*Problem to solve:* The entries need to be copied exactly.

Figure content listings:
★ ★ ★

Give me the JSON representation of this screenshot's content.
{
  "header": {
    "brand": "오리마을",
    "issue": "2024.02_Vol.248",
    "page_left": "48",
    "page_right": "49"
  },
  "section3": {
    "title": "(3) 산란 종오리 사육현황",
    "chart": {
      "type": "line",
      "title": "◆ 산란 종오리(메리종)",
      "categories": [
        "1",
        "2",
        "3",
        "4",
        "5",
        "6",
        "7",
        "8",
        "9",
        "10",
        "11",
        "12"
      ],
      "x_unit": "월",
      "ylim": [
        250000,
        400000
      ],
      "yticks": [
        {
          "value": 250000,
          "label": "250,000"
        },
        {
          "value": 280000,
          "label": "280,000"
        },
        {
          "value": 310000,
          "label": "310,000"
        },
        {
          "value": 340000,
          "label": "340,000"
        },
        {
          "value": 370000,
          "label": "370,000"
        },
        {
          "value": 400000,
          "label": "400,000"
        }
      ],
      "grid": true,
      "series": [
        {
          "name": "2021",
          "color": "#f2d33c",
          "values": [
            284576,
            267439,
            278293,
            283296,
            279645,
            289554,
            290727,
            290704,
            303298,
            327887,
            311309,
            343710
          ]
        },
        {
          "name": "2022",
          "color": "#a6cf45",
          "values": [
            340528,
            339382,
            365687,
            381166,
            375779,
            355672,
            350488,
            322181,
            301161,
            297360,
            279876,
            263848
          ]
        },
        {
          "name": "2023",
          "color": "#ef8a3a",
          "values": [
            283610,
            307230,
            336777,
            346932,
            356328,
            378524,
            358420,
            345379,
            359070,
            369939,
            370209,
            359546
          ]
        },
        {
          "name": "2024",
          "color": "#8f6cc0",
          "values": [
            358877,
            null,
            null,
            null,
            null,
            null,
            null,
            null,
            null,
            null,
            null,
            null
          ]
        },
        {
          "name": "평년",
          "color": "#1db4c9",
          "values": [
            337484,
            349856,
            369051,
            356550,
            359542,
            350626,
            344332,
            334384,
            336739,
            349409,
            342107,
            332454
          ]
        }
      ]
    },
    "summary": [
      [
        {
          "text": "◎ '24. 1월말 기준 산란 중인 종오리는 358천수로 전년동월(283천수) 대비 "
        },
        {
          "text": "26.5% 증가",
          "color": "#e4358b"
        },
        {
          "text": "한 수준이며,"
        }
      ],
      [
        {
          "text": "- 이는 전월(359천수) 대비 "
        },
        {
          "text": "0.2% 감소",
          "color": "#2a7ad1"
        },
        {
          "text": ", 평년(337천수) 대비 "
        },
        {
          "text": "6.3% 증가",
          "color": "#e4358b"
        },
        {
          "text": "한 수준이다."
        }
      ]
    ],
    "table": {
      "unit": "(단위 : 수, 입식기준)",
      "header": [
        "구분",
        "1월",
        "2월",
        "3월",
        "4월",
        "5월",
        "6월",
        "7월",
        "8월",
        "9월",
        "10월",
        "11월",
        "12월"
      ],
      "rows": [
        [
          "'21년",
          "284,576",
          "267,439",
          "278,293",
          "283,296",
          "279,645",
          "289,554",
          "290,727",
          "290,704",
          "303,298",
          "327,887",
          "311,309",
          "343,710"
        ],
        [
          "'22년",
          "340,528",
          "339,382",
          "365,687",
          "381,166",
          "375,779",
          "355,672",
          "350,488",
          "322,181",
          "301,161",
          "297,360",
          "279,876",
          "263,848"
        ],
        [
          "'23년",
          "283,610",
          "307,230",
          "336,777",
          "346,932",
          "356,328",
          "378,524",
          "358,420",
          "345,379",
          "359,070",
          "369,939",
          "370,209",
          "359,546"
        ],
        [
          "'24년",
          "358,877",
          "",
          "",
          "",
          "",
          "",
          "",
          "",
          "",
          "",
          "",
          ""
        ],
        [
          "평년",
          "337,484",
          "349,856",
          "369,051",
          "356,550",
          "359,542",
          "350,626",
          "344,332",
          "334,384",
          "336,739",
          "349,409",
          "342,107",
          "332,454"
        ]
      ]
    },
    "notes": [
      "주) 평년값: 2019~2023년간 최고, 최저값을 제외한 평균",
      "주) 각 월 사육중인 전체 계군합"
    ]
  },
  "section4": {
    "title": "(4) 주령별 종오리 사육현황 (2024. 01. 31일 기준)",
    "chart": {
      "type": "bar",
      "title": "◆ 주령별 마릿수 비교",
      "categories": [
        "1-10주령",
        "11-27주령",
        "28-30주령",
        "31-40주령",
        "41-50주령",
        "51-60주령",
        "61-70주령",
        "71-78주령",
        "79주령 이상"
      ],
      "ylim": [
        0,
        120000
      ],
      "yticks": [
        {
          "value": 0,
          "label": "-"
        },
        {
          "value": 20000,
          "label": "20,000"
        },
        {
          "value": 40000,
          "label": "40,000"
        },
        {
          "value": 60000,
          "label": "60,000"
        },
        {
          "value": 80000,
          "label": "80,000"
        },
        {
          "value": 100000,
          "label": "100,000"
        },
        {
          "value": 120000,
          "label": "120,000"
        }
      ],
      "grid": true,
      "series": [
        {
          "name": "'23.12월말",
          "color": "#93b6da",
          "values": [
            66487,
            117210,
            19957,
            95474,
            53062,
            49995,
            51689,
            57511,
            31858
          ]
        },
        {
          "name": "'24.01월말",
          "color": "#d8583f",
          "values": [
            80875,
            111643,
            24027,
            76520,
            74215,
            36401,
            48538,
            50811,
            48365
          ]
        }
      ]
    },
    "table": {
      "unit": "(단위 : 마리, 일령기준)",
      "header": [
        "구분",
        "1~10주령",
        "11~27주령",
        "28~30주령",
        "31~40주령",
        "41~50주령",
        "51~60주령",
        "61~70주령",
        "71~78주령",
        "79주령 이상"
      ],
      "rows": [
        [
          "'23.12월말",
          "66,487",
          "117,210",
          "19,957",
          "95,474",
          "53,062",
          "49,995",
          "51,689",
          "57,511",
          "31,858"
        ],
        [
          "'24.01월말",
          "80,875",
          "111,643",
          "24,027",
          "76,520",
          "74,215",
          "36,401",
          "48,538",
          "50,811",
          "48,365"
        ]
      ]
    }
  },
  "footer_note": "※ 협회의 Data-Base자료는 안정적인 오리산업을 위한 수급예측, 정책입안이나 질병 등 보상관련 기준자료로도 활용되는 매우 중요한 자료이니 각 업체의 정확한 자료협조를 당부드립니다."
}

★ ★ ★

*Full answer:*
Give me the JSON representation of this screenshot's content.
{
  "header": {
    "brand": "오리마을",
    "issue": "2024.02_Vol.248",
    "page_left": "48",
    "page_right": "49"
  },
  "section3": {
    "title": "(3) 산란 종오리 사육현황",
    "chart": {
      "type": "line",
      "title": "◆ 산란 종오리(메리종)",
      "categories": [
        "1",
        "2",
        "3",
        "4",
        "5",
        "6",
        "7",
        "8",
        "9",
        "10",
        "11",
        "12"
      ],
      "x_unit": "월",
      "ylim": [
        250000,
        400000
      ],
      "yticks": [
        {
          "value": 250000,
          "label": "250,000"
        },
        {
          "value": 280000,
          "label": "280,000"
        },
        {
          "value": 310000,
          "label": "310,000"
        },
        {
          "value": 340000,
          "label": "340,000"
        },
        {
          "value": 370000,
          "label": "370,000"
        },
        {
          "value": 400000,
          "label": "400,000"
        }
      ],
      "grid": true,
      "series": [
        {
          "name": "2021",
          "color": "#f2d33c",
          "values": [
            284576,
            267439,
            278293,
            283296,
            279645,
            289554,
            290727,
            290704,
            303298,
            327887,
            311309,
            343710
          ]
        },
        {
          "name": "2022",
          "color": "#a6cf45",
          "values": [
            340528,
            339382,
            365687,
            381166,
            375779,
            355672,
            350488,
            322181,
            301161,
            297360,
            279876,
            263848
          ]
        },
        {
          "name": "2023",
          "color": "#ef8a3a",
          "values": [
            283610,
            307230,
            336777,
            346932,
            356328,
            378524,
            358420,
            345379,
            359070,
            369939,
            370209,
            359546
          ]
        },
        {
          "name": "2024",
          "color": "#8f6cc0",
          "values": [
            358877,
            null,
            null,
            null,
            null,
            null,
            null,
            null,
            null,
            null,
            null,
            null
          ]
        },
        {
          "name": "평년",
          "color": "#1db4c9",
          "values": [
            337484,
            349856,
            369051,
            356550,
            359542,
            350626,
            344332,
            334384,
            336739,
            349409,
            342107,
            332454
          ]
        }
      ]
    },
    "summary": [
      [
        {
          "text": "◎ '24. 1월말 기준 산란 중인 종오리는 358천수로 전년동월(283천수) 대비 "
        },
        {
          "text": "26.5% 증가",
          "color": "#e4358b"
        },
        {
          "text": "한 수준이며,"
        }
      ],
      [
        {
          "text": "- 이는 전월(359천수) 대비 "
        },
        {
          "text": "0.2% 감소",
          "color": "#2a7ad1"
        },
        {
          "text": ", 평년(337천수) 대비 "
        },
        {
          "text": "6.3% 증가",
          "color": "#e4358b"
        },
        {
          "text": "한 수준이다."
        }
      ]
    ],
    "table": {
      "unit": "(단위 : 수, 입식기준)",
      "header": [
        "구분",
        "1월",
        "2월",
        "3월",
        "4월",
        "5월",
        "6월",
        "7월",
        "8월",
        "9월",
        "10월",
        "11월",
        "12월"
      ],
      "rows": [
        [
          "'21년",
          "284,576",
          "267,439",
          "278,293",
          "283,296",
          "279,645",
          "289,554",
          "290,727",
          "290,704",
          "303,298",
          "327,887",
          "311,309",
          "343,710"
        ],
        [
          "'22년",
          "340,528",
          "339,382",
          "365,687",
          "381,166",
          "375,779",
          "355,672",
          "350,488",
          "322,181",
          "301,161",
          "297,360",
          "279,876",
          "263,848"
        ],
        [
          "'23년",
          "283,610",
          "307,230",
          "336,777",
          "346,932",
          "356,328",
          "378,524",
          "358,420",
          "345,379",
          "359,070",
          "369,939",
          "370,209",
          "359,546"
        ],
        [
          "'24년",
          "358,877",
          "",
          "",
          "",
          "",
          "",
          "",
          "",
          "",
          "",
          "",
          ""
        ],
        [
          "평년",
          "337,484",
          "349,856",
          "369,051",
          "356,550",
          "359,542",
          "350,626",
          "344,332",
          "334,384",
          "336,739",
          "349,409",
          "342,107",
          "332,454"
        ]
      ]
    },
    "notes": [
      "주) 평년값: 2019~2023년간 최고, 최저값을 제외한 평균",
      "주) 각 월 사육중인 전체 계군합"
    ]
  },
  "section4": {
    "title": "(4) 주령별 종오리 사육현황 (2024. 01. 31일 기준)",
    "chart": {
      "type": "bar",
      "title": "◆ 주령별 마릿수 비교",
      "categories": [
        "1-10주령",
        "11-27주령",
        "28-30주령",
        "31-40주령",
        "41-50주령",
        "51-60주령",
        "61-70주령",
        "71-78주령",
        "79주령 이상"
      ],
      "ylim": [
        0,
        120000
      ],
      "yticks": [
        {
          "value": 0,
          "label": "-"
        },
        {
          "value": 20000,
          "label": "20,000"
        },
        {
          "value": 40000,
          "label": "40,000"
        },
        {
          "value": 60000,
          "label": "60,000"
        },
        {
          "value": 80000,
          "label": "80,000"
        },
        {
          "value": 100000,
          "label": "100,000"
        },
        {
          "value": 120000,
          "label": "120,000"
        }
      ],
      "grid": true,
      "series": [
        {
          "name": "'23.12월말",
          "color": "#93b6da",
          "values": [
            66487,
            117210,
            19957,
            95474,
            53062,
            49995,
            51689,
            57511,
            31858
          ]
        },
        {
          "name": "'24.01월말",
          "color": "#d8583f",
          "values": [
            80875,
            111643,
            24027,
            76520,
            74215,
            36401,
            48538,
            50811,
            48365
          ]
        }
      ]
    },
    "table": {
      "unit": "(단위 : 마리, 일령기준)",
      "header": [
        "구분",
        "1~10주령",
        "11~27주령",
        "28~30주령",
        "31~40주령",
        "41~50주령",
        "51~60주령",
        "61~70주령",
        "71~78주령",
        "79주령 이상"
      ],
      "rows": [
        [
          "'23.12월말",
          "66,487",
          "117,210",
          "19,957",
          "95,474",
          "53,062",
          "49,995",
          "51,689",
          "57,511",
          "31,858"
        ],
        [
          "'24.01월말",
          "80,875",
          "111,643",
          "24,027",
          "76,520",
          "74,215",
          "36,401",
          "48,538",
          "50,811",
          "48,365"
        ]
      ]
    }
  },
  "footer_note": "※ 협회의 Data-Base자료는 안정적인 오리산업을 위한 수급예측, 정책입안이나 질병 등 보상관련 기준자료로도 활용되는 매우 중요한 자료이니 각 업체의 정확한 자료협조를 당부드립니다."
}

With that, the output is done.